Requests:
(1) In the mailing list reply on fully WAL-logged CREATE DATABASE, duplicate the passage from "But these directly" up to and including "on the buffer.".
(2) In the mailing list reply on fully WAL-logged CREATE DATABASE, which two functions are named as existing code that bypasses the shared buffers when copying a relation?

Re: [Proposal] Fully WAL logged CREATE DATABASE - No Checkpoints

From: Dilip Kumar <dilipbalaut(at)gmail(dot)com>
To: Andres Freund <andres(at)anarazel(dot)de>
Cc: Robert Haas <robertmhaas(at)gmail(dot)com>, Heikki Linnakangas <hlinnaka(at)iki(dot)fi>, PostgreSQL Hackers <pgsql-hackers(at)lists(dot)postgresql(dot)org>
Subject: Re: [Proposal] Fully WAL logged CREATE DATABASE - No Checkpoints
Date: 2021-09-05 08:52:51
Message-ID: CAFiTN-t1tYG3pgTmw63J5LqpcQfcf+D7XPmMz6nXpaYJLPV5Jw@mail.gmail.com
Views: Raw Message | Whole Thread | Download mbox | Resend email
Thread:
Lists: pgsql-hackers

On Sat, Sep 4, 2021 at 3:24 AM Andres Freund <andres(at)anarazel(dot)de> wrote:

> Hi,
>
> On 2021-09-03 14:25:10 +0530, Dilip Kumar wrote:
> > Yeah, we can surely lock the relation as described by Robert, but IMHO,
> > while creating the database we are already holding the exclusive lock on
> > the database and there is no one else allowed to be connected to the
> > database, so do we actually need to bother about the lock for the
> > correctness?
>
> The problem is that checkpointer, bgwriter, buffer reclaim don't care about
> the database of the buffer they're working on... The exclusive lock on the
> database doesn't change anything about that.

But these directly operate on the buffers and In my patch, whether we are
reading the pg_class for identifying the relfilenode or we are copying the
relation block by block we are always holding the lock on the buffer.

> Perhaps you can justify it's safe
> because there can't be any dirty buffers or such though.
>
>
> > I think we already have such a code in multiple places where we bypass
> the
> > shared buffers for copying the relation
> > e.g. index_copy_data(), heapam_relation_copy_data().

Supplied material:

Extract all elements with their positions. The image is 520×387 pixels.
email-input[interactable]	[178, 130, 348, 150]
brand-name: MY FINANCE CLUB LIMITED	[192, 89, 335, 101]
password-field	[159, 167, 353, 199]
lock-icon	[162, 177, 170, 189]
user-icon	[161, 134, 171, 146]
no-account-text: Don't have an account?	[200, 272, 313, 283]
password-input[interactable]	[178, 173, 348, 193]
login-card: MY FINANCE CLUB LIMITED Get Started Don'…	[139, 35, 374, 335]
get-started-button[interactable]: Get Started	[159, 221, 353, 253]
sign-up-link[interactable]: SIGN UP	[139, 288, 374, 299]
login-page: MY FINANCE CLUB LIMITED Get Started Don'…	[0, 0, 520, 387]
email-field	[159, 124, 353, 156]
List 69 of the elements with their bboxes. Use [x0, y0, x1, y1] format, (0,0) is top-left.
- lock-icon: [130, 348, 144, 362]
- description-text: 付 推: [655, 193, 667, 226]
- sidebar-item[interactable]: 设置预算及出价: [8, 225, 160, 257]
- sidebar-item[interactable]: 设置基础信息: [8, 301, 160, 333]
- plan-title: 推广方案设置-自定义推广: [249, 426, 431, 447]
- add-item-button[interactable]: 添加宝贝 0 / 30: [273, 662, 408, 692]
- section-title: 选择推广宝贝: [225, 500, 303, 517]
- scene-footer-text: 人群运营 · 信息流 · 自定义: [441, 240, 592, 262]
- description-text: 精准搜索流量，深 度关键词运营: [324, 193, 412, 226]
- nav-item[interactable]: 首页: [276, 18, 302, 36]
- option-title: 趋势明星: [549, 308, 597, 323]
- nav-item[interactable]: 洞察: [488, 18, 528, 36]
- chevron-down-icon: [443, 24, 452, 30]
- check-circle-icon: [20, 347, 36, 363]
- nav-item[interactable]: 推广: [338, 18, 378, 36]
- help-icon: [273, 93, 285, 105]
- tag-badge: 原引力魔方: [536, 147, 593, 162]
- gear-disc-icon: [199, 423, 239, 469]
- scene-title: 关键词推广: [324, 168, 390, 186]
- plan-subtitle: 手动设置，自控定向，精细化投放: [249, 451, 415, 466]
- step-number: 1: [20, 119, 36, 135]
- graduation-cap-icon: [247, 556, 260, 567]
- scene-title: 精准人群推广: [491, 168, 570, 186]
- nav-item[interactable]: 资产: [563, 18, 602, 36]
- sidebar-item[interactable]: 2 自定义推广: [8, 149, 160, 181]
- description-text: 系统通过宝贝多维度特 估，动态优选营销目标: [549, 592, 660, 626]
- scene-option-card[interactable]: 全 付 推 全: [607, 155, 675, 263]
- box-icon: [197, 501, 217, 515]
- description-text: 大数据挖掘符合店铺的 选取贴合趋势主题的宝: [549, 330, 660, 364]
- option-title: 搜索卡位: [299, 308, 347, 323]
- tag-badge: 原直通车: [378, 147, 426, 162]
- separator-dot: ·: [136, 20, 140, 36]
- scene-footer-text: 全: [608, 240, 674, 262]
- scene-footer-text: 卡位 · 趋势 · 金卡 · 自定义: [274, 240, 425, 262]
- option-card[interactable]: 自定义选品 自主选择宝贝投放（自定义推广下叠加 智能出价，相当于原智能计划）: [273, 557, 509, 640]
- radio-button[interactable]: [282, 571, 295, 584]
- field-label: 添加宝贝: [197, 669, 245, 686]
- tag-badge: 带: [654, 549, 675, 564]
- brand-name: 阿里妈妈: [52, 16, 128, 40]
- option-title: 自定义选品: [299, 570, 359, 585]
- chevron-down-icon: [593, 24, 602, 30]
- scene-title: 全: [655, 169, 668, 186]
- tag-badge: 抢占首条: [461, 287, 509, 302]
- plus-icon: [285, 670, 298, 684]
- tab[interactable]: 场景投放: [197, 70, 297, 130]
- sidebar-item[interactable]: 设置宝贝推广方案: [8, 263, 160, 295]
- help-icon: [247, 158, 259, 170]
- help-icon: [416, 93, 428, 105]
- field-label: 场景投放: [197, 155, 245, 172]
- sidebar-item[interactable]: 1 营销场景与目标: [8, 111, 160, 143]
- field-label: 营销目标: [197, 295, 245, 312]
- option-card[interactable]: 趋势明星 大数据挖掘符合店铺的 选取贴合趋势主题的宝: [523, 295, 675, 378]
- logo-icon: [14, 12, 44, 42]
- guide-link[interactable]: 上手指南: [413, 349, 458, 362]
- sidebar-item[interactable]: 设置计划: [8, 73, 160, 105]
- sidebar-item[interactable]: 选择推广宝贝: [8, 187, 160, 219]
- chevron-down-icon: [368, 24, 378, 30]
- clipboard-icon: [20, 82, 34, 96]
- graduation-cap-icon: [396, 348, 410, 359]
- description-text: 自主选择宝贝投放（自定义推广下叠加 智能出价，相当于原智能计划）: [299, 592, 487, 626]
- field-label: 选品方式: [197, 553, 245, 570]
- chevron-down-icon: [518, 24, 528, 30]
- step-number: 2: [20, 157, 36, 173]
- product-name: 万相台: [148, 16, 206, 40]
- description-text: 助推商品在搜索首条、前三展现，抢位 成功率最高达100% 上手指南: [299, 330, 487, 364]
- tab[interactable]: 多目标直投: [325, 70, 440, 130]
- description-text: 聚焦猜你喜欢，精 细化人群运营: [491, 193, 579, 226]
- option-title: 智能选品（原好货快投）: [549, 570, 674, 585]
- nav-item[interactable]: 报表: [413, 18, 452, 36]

Responses:
(1)
But these directly operate on the buffers and In my patch, whether we are
reading the pg_class for identifying the relfilenode or we are copying the
relation block by block we are always holding the lock on the buffer.

(2) index_copy_data() and heapam_relation_copy_data()